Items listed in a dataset
##########

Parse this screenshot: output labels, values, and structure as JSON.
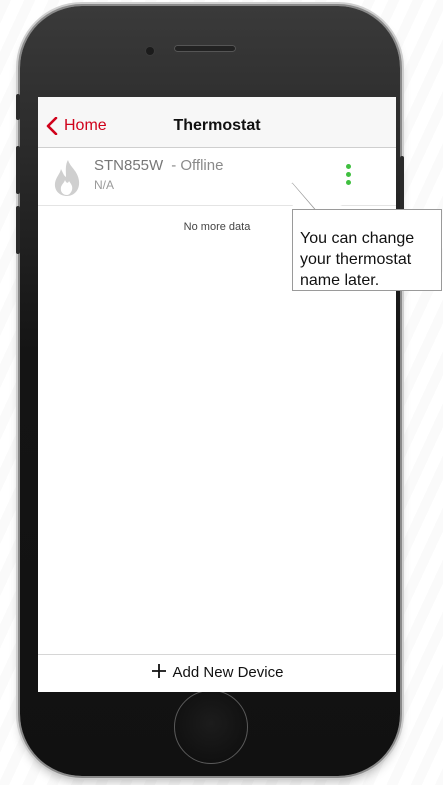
{
  "navbar": {
    "back_label": "Home",
    "title": "Thermostat",
    "back_icon": "chevron-left-icon",
    "accent_color": "#d0021b"
  },
  "device": {
    "name": "STN855W",
    "status": "- Offline",
    "subtitle": "N/A",
    "icon": "flame-icon",
    "menu_icon": "more-vertical-icon",
    "menu_color": "#3fbf3f"
  },
  "list_footer": "No more data",
  "tooltip": {
    "text": "You can change your thermostat name later."
  },
  "bottom": {
    "add_label": "Add New Device",
    "add_icon": "plus-icon"
  }
}
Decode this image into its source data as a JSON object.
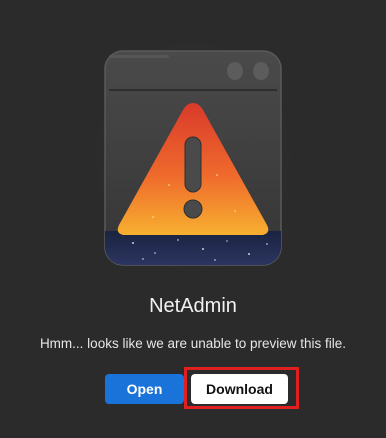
{
  "file_preview": {
    "file_name": "NetAdmin",
    "message": "Hmm... looks like we are unable to preview this file.",
    "illustration_icon": "warning-icon",
    "colors": {
      "background": "#2b2b2b",
      "open_button": "#1a73d9",
      "download_button": "#ffffff",
      "highlight": "#e0201f",
      "warning_top": "#e64a2e",
      "warning_bottom": "#f5a42a"
    }
  },
  "actions": {
    "open_label": "Open",
    "download_label": "Download"
  }
}
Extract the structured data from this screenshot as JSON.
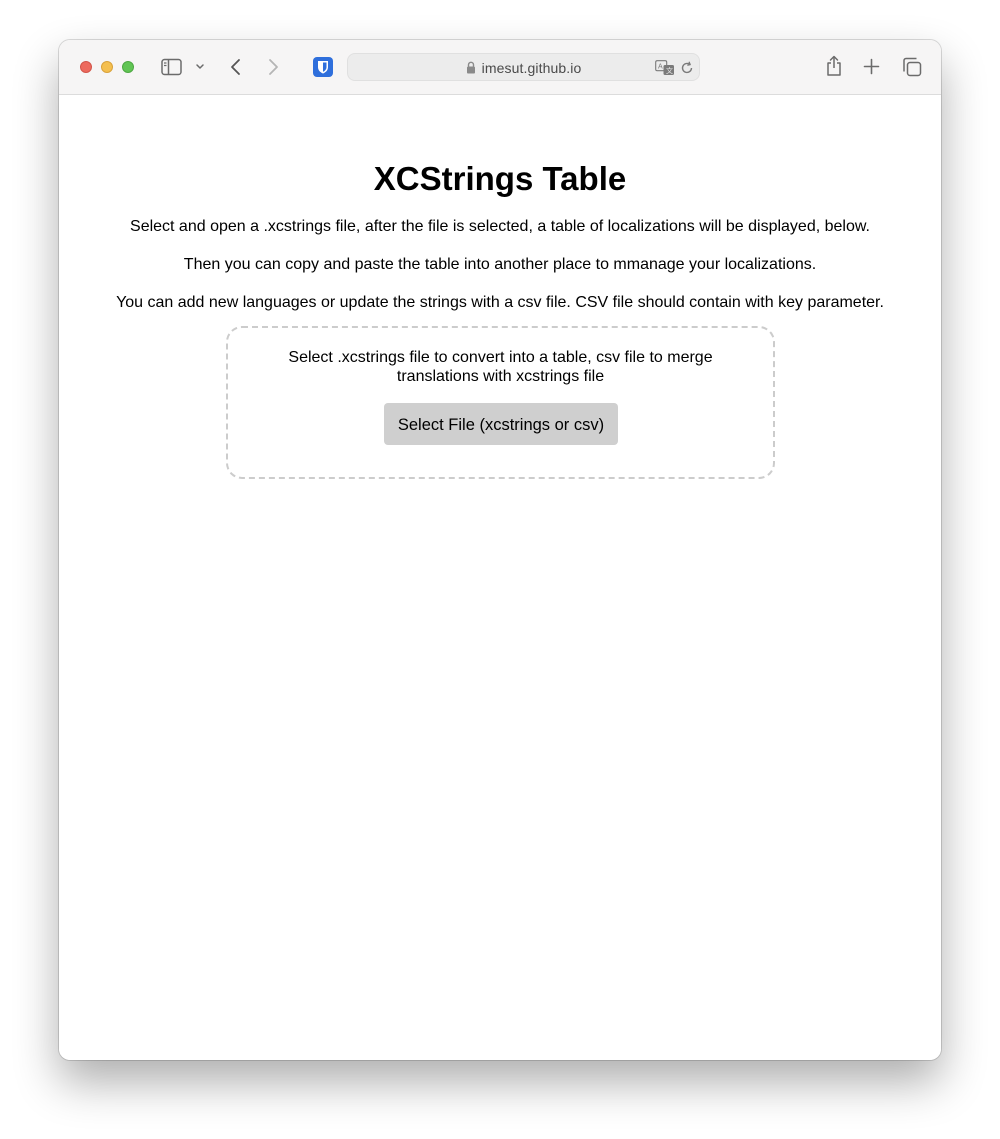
{
  "browser": {
    "url": "imesut.github.io",
    "colors": {
      "toolbar_bg": "#f6f5f5",
      "close": "#ed6a5e",
      "minimize": "#f4bf4f",
      "zoom": "#61c554",
      "extension": "#2f6fdc"
    },
    "icons": [
      "sidebar-icon",
      "chevron-down-icon",
      "back-arrow-icon",
      "forward-arrow-icon",
      "bitwarden-extension-icon",
      "lock-icon",
      "translate-icon",
      "reload-icon",
      "share-icon",
      "new-tab-plus-icon",
      "tabs-overview-icon"
    ]
  },
  "page": {
    "title": "XCStrings Table",
    "paragraphs": [
      "Select and open a .xcstrings file, after the file is selected, a table of localizations will be displayed, below.",
      "Then you can copy and paste the table into another place to mmanage your localizations.",
      "You can add new languages or update the strings with a csv file. CSV file should contain with key parameter."
    ],
    "dropzone": {
      "hint": "Select .xcstrings file to convert into a table, csv file to merge translations with xcstrings file",
      "button_label": "Select File (xcstrings or csv)"
    }
  }
}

##########

Exercise> Reproduce each record above by retyping it exactly; omit all images.

Final result>
Parse this screenshot: output labels, values, and structure as JSON.
{
  "navbar": {
    "back_label": "Home",
    "title": "Thermostat",
    "back_icon": "chevron-left-icon",
    "accent_color": "#d0021b"
  },
  "device": {
    "name": "STN855W",
    "status": "- Offline",
    "subtitle": "N/A",
    "icon": "flame-icon",
    "menu_icon": "more-vertical-icon",
    "menu_color": "#3fbf3f"
  },
  "list_footer": "No more data",
  "tooltip": {
    "text": "You can change your thermostat name later."
  },
  "bottom": {
    "add_label": "Add New Device",
    "add_icon": "plus-icon"
  }
}
Decode this image into its source data as a JSON object.
{
  "file_preview": {
    "file_name": "NetAdmin",
    "message": "Hmm... looks like we are unable to preview this file.",
    "illustration_icon": "warning-icon",
    "colors": {
      "background": "#2b2b2b",
      "open_button": "#1a73d9",
      "download_button": "#ffffff",
      "highlight": "#e0201f",
      "warning_top": "#e64a2e",
      "warning_bottom": "#f5a42a"
    }
  },
  "actions": {
    "open_label": "Open",
    "download_label": "Download"
  }
}
Extract the structured data from this screenshot as JSON.
{
  "browser": {
    "url": "imesut.github.io",
    "colors": {
      "toolbar_bg": "#f6f5f5",
      "close": "#ed6a5e",
      "minimize": "#f4bf4f",
      "zoom": "#61c554",
      "extension": "#2f6fdc"
    },
    "icons": [
      "sidebar-icon",
      "chevron-down-icon",
      "back-arrow-icon",
      "forward-arrow-icon",
      "bitwarden-extension-icon",
      "lock-icon",
      "translate-icon",
      "reload-icon",
      "share-icon",
      "new-tab-plus-icon",
      "tabs-overview-icon"
    ]
  },
  "page": {
    "title": "XCStrings Table",
    "paragraphs": [
      "Select and open a .xcstrings file, after the file is selected, a table of localizations will be displayed, below.",
      "Then you can copy and paste the table into another place to mmanage your localizations.",
      "You can add new languages or update the strings with a csv file. CSV file should contain with key parameter."
    ],
    "dropzone": {
      "hint": "Select .xcstrings file to convert into a table, csv file to merge translations with xcstrings file",
      "button_label": "Select File (xcstrings or csv)"
    }
  }
}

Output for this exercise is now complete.